◆ GOAL
Drop the images; return everything else in the listing below exactly.
══ INPUT DATA
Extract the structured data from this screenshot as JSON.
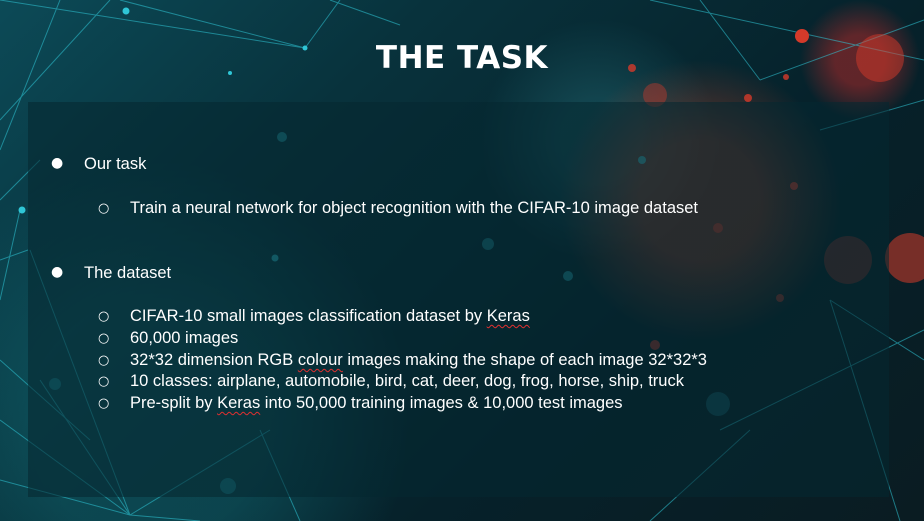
{
  "slide": {
    "title": "THE TASK",
    "sections": [
      {
        "heading": "Our task",
        "items": [
          {
            "text": "Train a neural network for object recognition with the CIFAR-10 image dataset"
          }
        ]
      },
      {
        "heading": "The dataset",
        "items": [
          {
            "pre": "CIFAR-10 small images classification dataset by ",
            "flagged": "Keras",
            "post": ""
          },
          {
            "pre": "60,000 images",
            "flagged": "",
            "post": ""
          },
          {
            "pre": "32*32 dimension RGB ",
            "flagged": "colour",
            "post": " images making the shape of each image 32*32*3"
          },
          {
            "pre": "10 classes: airplane, automobile, bird, cat, deer, dog, frog, horse, ship, truck",
            "flagged": "",
            "post": ""
          },
          {
            "pre": "Pre-split by ",
            "flagged": "Keras",
            "post": " into 50,000 training images & 10,000 test images"
          }
        ]
      }
    ]
  },
  "colors": {
    "text": "#ffffff",
    "panel": "#05282f",
    "network_lines": "#2fc6d6",
    "spellcheck_underline": "#e03030"
  }
}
════
◆ WRITTEN ANSWER
Extract the structured data from this screenshot as JSON.
{
  "slide": {
    "title": "THE TASK",
    "sections": [
      {
        "heading": "Our task",
        "items": [
          {
            "text": "Train a neural network for object recognition with the CIFAR-10 image dataset"
          }
        ]
      },
      {
        "heading": "The dataset",
        "items": [
          {
            "pre": "CIFAR-10 small images classification dataset by ",
            "flagged": "Keras",
            "post": ""
          },
          {
            "pre": "60,000 images",
            "flagged": "",
            "post": ""
          },
          {
            "pre": "32*32 dimension RGB ",
            "flagged": "colour",
            "post": " images making the shape of each image 32*32*3"
          },
          {
            "pre": "10 classes: airplane, automobile, bird, cat, deer, dog, frog, horse, ship, truck",
            "flagged": "",
            "post": ""
          },
          {
            "pre": "Pre-split by ",
            "flagged": "Keras",
            "post": " into 50,000 training images & 10,000 test images"
          }
        ]
      }
    ]
  },
  "colors": {
    "text": "#ffffff",
    "panel": "#05282f",
    "network_lines": "#2fc6d6",
    "spellcheck_underline": "#e03030"
  }
}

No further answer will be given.